* [Short exercise]
Only a number is required: how many lines of the material contain the word "title"?

* [Extracted records]

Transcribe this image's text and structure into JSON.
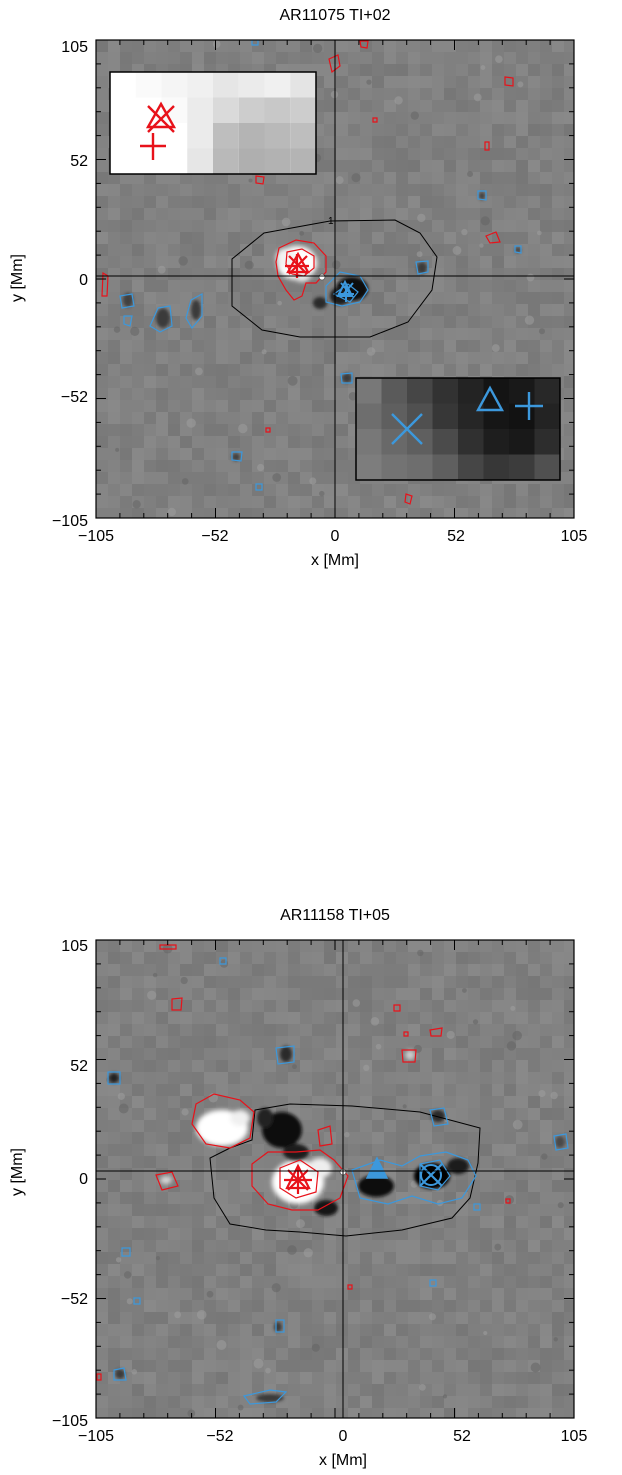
{
  "colors": {
    "background": "#808080",
    "positive_contour": "#e8121a",
    "negative_contour": "#3c98dc",
    "frame": "#000000"
  },
  "panels": [
    {
      "title": "AR11075   TI+02",
      "xlabel": "x [Mm]",
      "ylabel": "y [Mm]",
      "xticks": [
        "−105",
        "−52",
        "0",
        "52",
        "105"
      ],
      "yticks": [
        "105",
        "52",
        "0",
        "−52",
        "−105"
      ],
      "contour_label": "1",
      "x_range": [
        -105,
        105
      ],
      "y_range": [
        -105,
        105
      ],
      "has_insets": true
    },
    {
      "title": "AR11158   TI+05",
      "xlabel": "x [Mm]",
      "ylabel": "y [Mm]",
      "xticks": [
        "−105",
        "−52",
        "0",
        "52",
        "105"
      ],
      "yticks": [
        "105",
        "52",
        "0",
        "−52",
        "−105"
      ],
      "contour_label": "",
      "x_range": [
        -105,
        105
      ],
      "y_range": [
        -105,
        105
      ],
      "has_insets": false
    }
  ]
}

* [Final result]
2